=== WORK INSTRUCTIONS ===
Return all the entries exactly, keeping pictures out.

-- DATA EXCERPTS start --

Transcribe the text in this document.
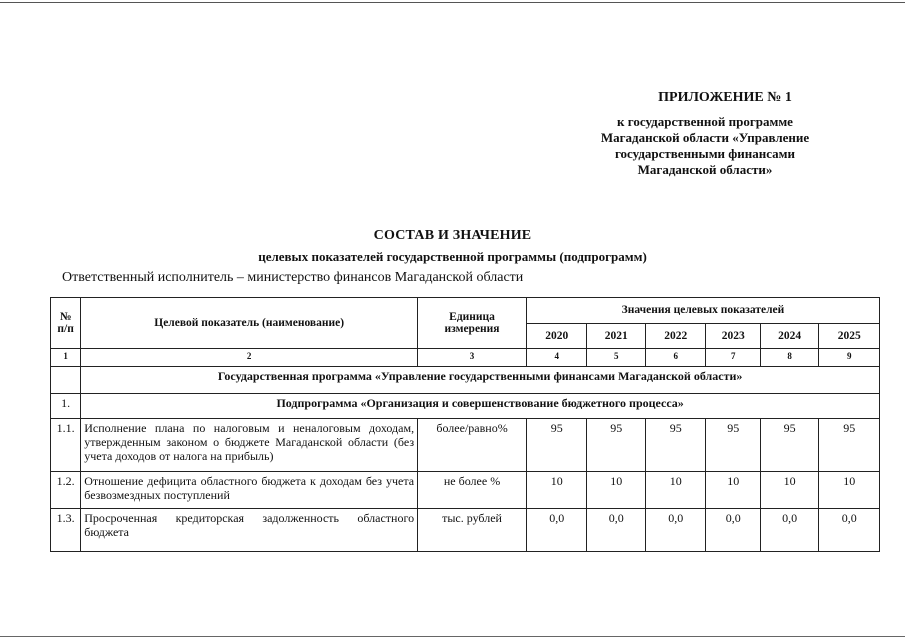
ПРИЛОЖЕНИЕ № 1
к государственной программе
Магаданской области «Управление
государственными финансами
Магаданской области»
СОСТАВ И ЗНАЧЕНИЕ
целевых показателей государственной программы (подпрограмм)
Ответственный исполнитель – министерство финансов Магаданской области
№ п/п	Целевой показатель (наименование)	Единица измерения	Значения целевых показателей					
			2020	2021	2022	2023	2024	2025
1	2	3	4	5	6	7	8	9
	Государственная программа «Управление государственными финансами Магаданской области»							
1.	Подпрограмма «Организация и совершенствование бюджетного процесса»							
1.1.	Исполнение плана по налоговым и неналоговым доходам, утвержденным законом о бюджете Магаданской области (без учета доходов от налога на прибыль)	более/равно%	95	95	95	95	95	95
1.2.	Отношение дефицита областного бюджета к доходам без учета безвозмездных поступлений	не более %	10	10	10	10	10	10
1.3.	Просроченная кредиторская задолженность областного бюджета	тыс. рублей	0,0	0,0	0,0	0,0	0,0	0,0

-- DATA EXCERPTS end --

=== ANSWER TO THIS TASK ===
Transcribe the text in this document.
ПРИЛОЖЕНИЕ № 1
к государственной программе
Магаданской области «Управление
государственными финансами
Магаданской области»
СОСТАВ И ЗНАЧЕНИЕ
целевых показателей государственной программы (подпрограмм)
Ответственный исполнитель – министерство финансов Магаданской области
№ п/п	Целевой показатель (наименование)	Единица измерения	Значения целевых показателей					
			2020	2021	2022	2023	2024	2025
1	2	3	4	5	6	7	8	9
	Государственная программа «Управление государственными финансами Магаданской области»							
1.	Подпрограмма «Организация и совершенствование бюджетного процесса»							
1.1.	Исполнение плана по налоговым и неналоговым доходам, утвержденным законом о бюджете Магаданской области (без учета доходов от налога на прибыль)	более/равно%	95	95	95	95	95	95
1.2.	Отношение дефицита областного бюджета к доходам без учета безвозмездных поступлений	не более %	10	10	10	10	10	10
1.3.	Просроченная кредиторская задолженность областного бюджета	тыс. рублей	0,0	0,0	0,0	0,0	0,0	0,0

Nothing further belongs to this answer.